**INPUT**
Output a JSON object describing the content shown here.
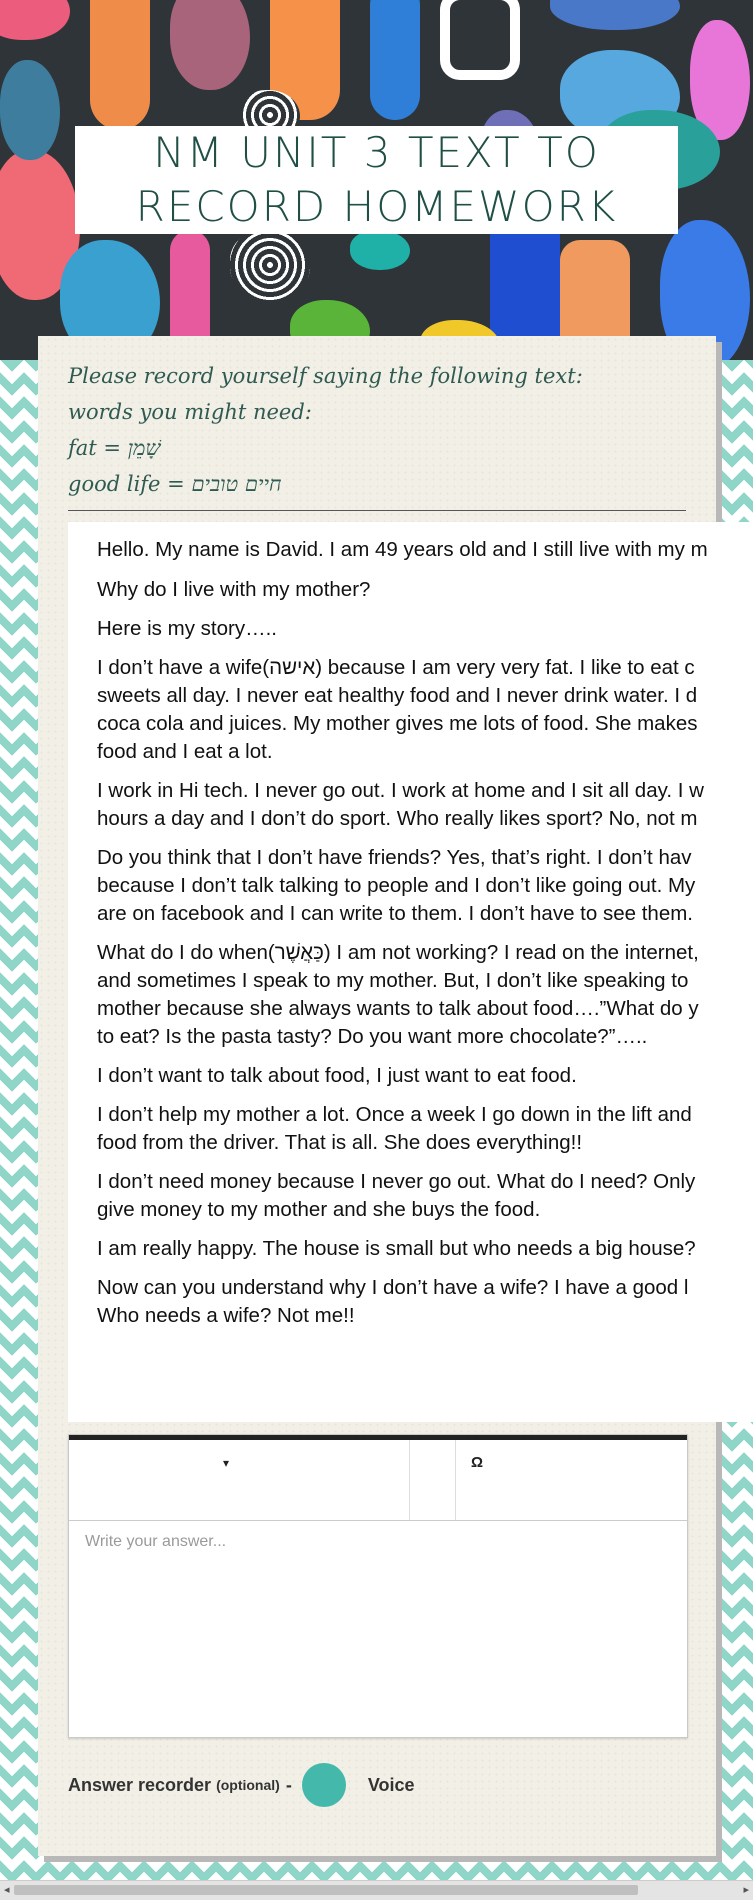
{
  "page_title": "NM UNIT 3 TEXT TO RECORD HOMEWORK",
  "instructions": [
    "Please record yourself saying the following text:",
    "words you might need:",
    "fat =  שָׁמֵן",
    "good life  = חיים טובים"
  ],
  "document_lines": [
    "Hello. My name is David. I am 49 years old and I still live with my m",
    "Why do I live with my mother?",
    "Here is my story…..",
    "I don’t have a wife(אישה) because I am very very fat. I like to eat c",
    "sweets all day. I never eat healthy food and I never drink water. I d",
    "coca cola and juices. My mother gives me lots of food. She makes",
    "food and I eat a lot.",
    "I work in Hi tech. I never go out. I work at home and I sit all day. I w",
    "hours a day and I don’t do sport. Who really likes sport? No, not m",
    "Do you think that I don’t have friends? Yes, that’s right. I don’t hav",
    "because I don’t talk talking to people and I don’t like going out. My",
    "are on facebook and I can write to them. I don’t have to see them.",
    "What do I do when(כַּאֲשֶׁר) I am not working? I read on the internet,",
    "and sometimes I speak to my mother. But, I don’t like speaking to",
    "mother because she always wants to talk about food….”What do y",
    "to eat? Is the pasta tasty? Do you want more chocolate?”…..",
    "I don’t want to talk about food, I just want to eat food.",
    "I don’t help my mother a lot. Once a week I go down in the lift and",
    "food from the driver. That is all. She does everything!!",
    "I don’t need money because I never go out. What do I need? Only",
    "give money to my mother and she buys the food.",
    "I am really happy. The house is small but who needs a big house?",
    "Now can you understand why I don’t have a wife? I have a  good l",
    "Who needs a wife? Not me!!"
  ],
  "editor": {
    "special_char_label": "Ω",
    "answer_placeholder": "Write your answer..."
  },
  "recorder": {
    "label": "Answer recorder",
    "optional": "(optional)",
    "dash": "-",
    "voice_label": "Voice",
    "accent_color": "#45b8ac"
  },
  "colors": {
    "title_text": "#1f4f45",
    "chevron": "#8fd5c8",
    "header_bg": "#2f3438"
  }
}
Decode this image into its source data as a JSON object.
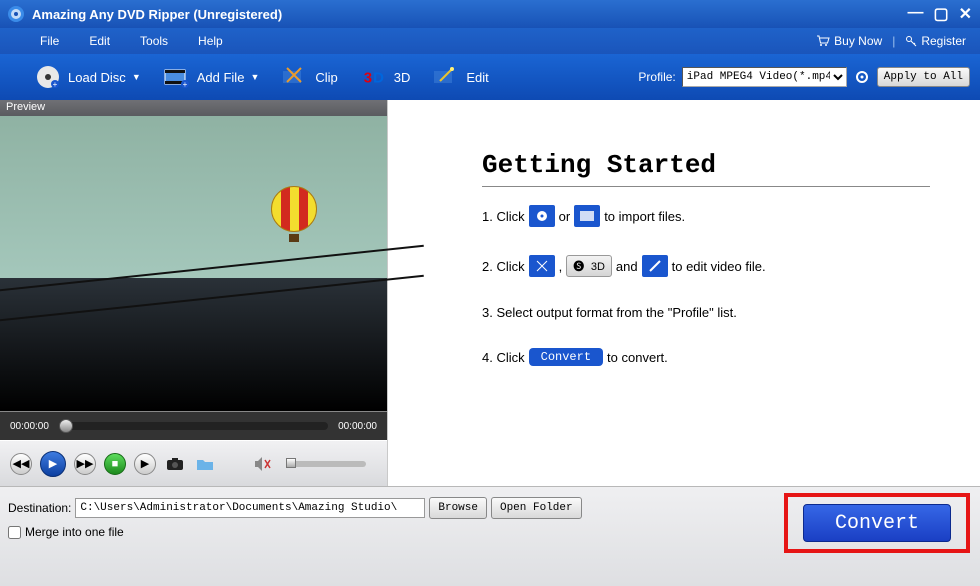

**WHAT THE EXERCISE ASKS**
Print each line of the material above exactly, with the pictures removed from your copy.

**OUTPUT**
Output a JSON object describing the content shown here.
{
  "page_title": "NM UNIT 3 TEXT TO RECORD HOMEWORK",
  "instructions": [
    "Please record yourself saying the following text:",
    "words you might need:",
    "fat =  שָׁמֵן",
    "good life  = חיים טובים"
  ],
  "document_lines": [
    "Hello. My name is David. I am 49 years old and I still live with my m",
    "Why do I live with my mother?",
    "Here is my story…..",
    "I don’t have a wife(אישה) because I am very very fat. I like to eat c",
    "sweets all day. I never eat healthy food and I never drink water. I d",
    "coca cola and juices. My mother gives me lots of food. She makes",
    "food and I eat a lot.",
    "I work in Hi tech. I never go out. I work at home and I sit all day. I w",
    "hours a day and I don’t do sport. Who really likes sport? No, not m",
    "Do you think that I don’t have friends? Yes, that’s right. I don’t hav",
    "because I don’t talk talking to people and I don’t like going out. My",
    "are on facebook and I can write to them. I don’t have to see them.",
    "What do I do when(כַּאֲשֶׁר) I am not working? I read on the internet,",
    "and sometimes I speak to my mother. But, I don’t like speaking to",
    "mother because she always wants to talk about food….”What do y",
    "to eat? Is the pasta tasty? Do you want more chocolate?”…..",
    "I don’t want to talk about food, I just want to eat food.",
    "I don’t help my mother a lot. Once a week I go down in the lift and",
    "food from the driver. That is all. She does everything!!",
    "I don’t need money because I never go out. What do I need? Only",
    "give money to my mother and she buys the food.",
    "I am really happy. The house is small but who needs a big house?",
    "Now can you understand why I don’t have a wife? I have a  good l",
    "Who needs a wife? Not me!!"
  ],
  "editor": {
    "special_char_label": "Ω",
    "answer_placeholder": "Write your answer..."
  },
  "recorder": {
    "label": "Answer recorder",
    "optional": "(optional)",
    "dash": "-",
    "voice_label": "Voice",
    "accent_color": "#45b8ac"
  },
  "colors": {
    "title_text": "#1f4f45",
    "chevron": "#8fd5c8",
    "header_bg": "#2f3438"
  }
}
Decode this image into its source data as a JSON object.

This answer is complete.